Excerpts from a figure dataset:
>> BEGIN

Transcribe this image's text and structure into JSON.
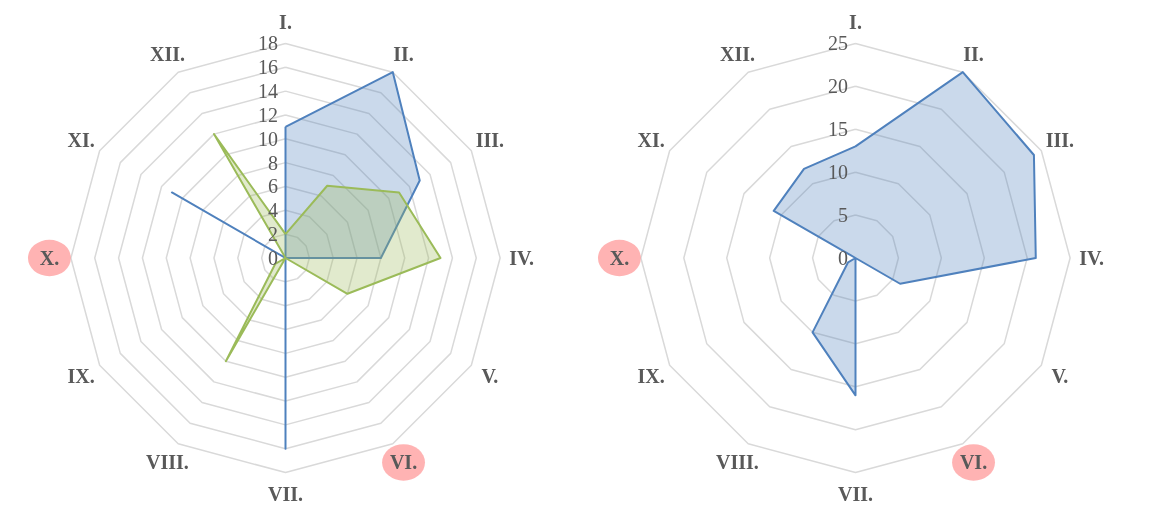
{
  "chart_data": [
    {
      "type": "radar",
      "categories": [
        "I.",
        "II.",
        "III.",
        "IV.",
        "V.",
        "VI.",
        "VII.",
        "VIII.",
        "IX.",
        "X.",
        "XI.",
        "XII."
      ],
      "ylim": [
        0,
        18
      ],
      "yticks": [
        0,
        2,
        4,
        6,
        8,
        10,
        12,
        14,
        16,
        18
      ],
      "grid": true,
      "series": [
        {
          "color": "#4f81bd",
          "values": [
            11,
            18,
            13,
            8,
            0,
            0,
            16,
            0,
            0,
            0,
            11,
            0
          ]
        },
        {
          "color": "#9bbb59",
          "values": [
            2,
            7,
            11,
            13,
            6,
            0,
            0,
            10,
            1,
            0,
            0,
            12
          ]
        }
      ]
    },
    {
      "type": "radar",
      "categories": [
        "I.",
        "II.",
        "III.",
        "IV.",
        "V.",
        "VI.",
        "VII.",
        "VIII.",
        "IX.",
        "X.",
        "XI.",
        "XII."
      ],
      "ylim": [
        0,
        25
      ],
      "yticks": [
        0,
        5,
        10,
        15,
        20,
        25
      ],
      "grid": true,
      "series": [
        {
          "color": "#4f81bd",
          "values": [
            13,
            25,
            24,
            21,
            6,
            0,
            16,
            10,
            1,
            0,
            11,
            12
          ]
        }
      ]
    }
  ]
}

>> END
>> BEGIN

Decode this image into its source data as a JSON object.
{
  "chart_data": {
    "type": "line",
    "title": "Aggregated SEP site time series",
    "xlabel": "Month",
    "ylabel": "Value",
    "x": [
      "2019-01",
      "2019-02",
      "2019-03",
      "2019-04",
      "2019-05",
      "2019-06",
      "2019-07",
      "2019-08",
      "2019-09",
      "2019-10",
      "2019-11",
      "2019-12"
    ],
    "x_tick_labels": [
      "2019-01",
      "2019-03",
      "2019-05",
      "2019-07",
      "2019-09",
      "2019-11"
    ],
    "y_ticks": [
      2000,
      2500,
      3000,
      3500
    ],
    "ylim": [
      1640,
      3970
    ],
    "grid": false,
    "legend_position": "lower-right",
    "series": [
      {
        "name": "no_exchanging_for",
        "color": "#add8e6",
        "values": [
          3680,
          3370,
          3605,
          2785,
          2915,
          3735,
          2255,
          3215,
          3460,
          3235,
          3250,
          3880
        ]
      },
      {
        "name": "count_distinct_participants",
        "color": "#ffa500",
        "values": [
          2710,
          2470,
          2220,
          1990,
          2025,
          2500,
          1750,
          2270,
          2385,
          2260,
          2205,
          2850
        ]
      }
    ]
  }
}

>> END
>> BEGIN

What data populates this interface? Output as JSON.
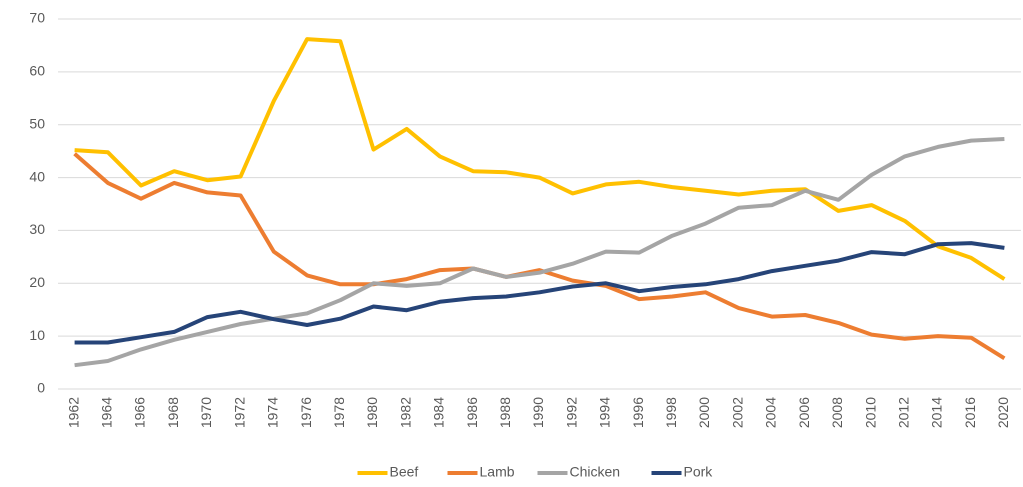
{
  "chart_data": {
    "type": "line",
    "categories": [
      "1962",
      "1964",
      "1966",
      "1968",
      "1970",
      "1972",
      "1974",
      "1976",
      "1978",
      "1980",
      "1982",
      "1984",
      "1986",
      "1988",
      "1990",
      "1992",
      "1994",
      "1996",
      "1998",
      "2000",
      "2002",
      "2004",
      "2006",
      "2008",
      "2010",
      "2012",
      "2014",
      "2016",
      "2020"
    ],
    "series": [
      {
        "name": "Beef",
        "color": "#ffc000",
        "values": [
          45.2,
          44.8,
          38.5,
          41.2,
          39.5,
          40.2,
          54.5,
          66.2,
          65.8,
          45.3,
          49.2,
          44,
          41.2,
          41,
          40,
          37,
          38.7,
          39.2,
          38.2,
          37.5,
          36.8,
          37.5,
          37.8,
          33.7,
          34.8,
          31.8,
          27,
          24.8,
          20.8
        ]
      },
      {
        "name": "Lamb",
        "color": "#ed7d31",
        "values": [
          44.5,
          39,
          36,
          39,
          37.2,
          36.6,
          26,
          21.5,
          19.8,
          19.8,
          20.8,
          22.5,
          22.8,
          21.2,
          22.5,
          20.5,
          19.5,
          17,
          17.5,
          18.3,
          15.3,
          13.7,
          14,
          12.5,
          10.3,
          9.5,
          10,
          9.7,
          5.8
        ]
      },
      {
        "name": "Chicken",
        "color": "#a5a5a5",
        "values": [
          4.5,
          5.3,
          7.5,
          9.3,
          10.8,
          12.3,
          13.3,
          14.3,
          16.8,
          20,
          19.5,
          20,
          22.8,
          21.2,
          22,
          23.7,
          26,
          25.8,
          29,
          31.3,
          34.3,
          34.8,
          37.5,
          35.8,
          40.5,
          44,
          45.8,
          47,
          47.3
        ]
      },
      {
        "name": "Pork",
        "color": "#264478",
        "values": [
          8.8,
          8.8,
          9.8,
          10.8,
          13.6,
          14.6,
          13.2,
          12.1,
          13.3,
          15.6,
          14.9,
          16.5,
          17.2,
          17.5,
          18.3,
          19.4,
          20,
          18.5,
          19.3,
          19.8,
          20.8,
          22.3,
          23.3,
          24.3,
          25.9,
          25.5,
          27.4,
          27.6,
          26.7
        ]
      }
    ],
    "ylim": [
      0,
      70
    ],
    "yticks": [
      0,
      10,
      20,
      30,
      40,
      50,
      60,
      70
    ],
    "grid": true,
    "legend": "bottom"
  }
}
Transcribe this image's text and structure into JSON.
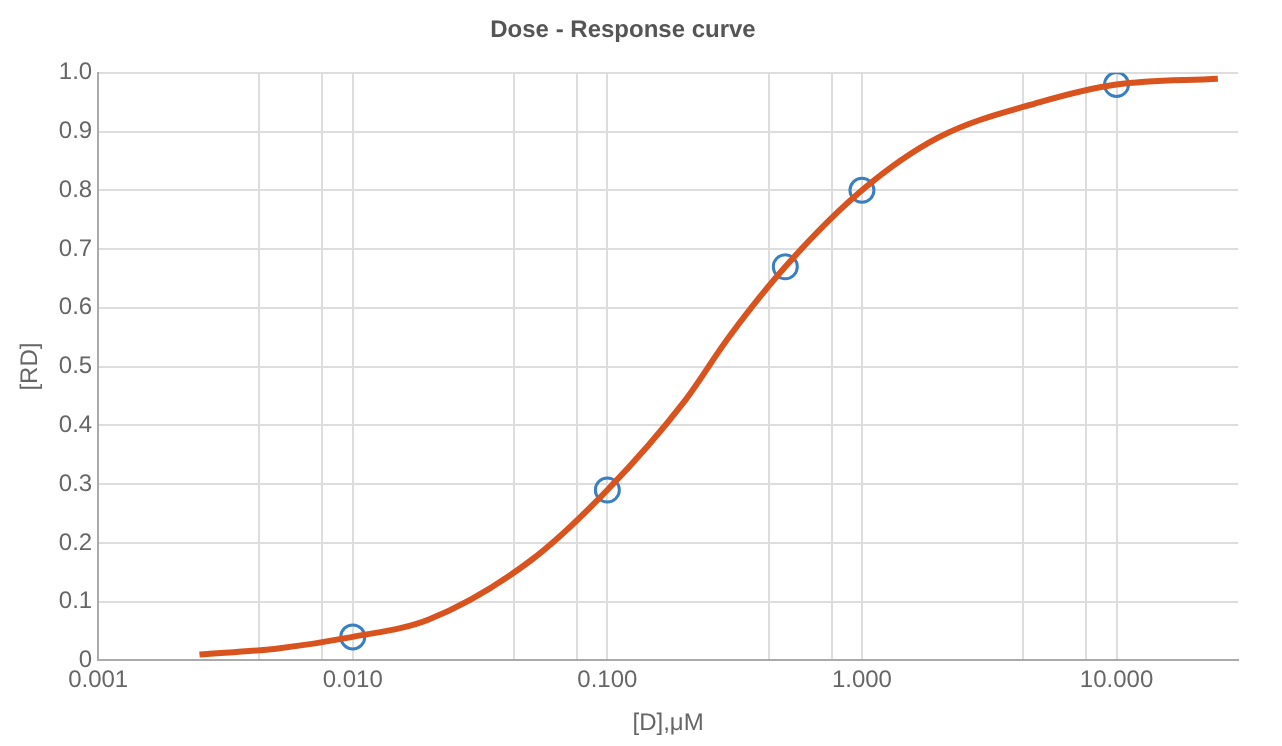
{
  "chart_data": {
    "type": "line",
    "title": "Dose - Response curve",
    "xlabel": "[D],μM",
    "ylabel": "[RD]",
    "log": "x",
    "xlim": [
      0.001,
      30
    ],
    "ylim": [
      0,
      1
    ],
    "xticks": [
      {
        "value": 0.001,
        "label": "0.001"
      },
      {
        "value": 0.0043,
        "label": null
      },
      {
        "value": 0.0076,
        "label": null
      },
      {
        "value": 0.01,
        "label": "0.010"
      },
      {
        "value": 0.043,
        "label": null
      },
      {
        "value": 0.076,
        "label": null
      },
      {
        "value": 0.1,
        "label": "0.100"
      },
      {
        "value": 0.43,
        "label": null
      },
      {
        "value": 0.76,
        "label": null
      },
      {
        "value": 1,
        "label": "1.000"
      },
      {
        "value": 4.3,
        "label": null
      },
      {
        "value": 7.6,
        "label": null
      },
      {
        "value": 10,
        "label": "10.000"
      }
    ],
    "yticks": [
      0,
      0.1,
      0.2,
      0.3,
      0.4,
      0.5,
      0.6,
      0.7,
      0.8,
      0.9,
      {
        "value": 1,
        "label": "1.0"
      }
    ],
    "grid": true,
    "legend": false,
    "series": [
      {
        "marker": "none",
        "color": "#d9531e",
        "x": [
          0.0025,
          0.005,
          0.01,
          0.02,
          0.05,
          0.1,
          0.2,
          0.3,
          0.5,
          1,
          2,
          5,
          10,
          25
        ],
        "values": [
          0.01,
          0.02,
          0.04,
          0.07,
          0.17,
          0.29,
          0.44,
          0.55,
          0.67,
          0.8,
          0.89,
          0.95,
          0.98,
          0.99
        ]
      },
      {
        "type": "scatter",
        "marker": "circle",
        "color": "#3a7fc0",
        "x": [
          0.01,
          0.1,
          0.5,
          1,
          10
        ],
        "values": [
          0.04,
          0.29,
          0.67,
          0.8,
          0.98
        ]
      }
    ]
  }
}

>> END

▶ **Goal**
Copy out each line of the records where the string "JSON" appears.

▶ **Written reply**
Transcribe this image's text and structure into JSON.
Decode this image into its source data as a JSON object.
What data populates this interface? Output as JSON.
Transcribe this image's text and structure into JSON.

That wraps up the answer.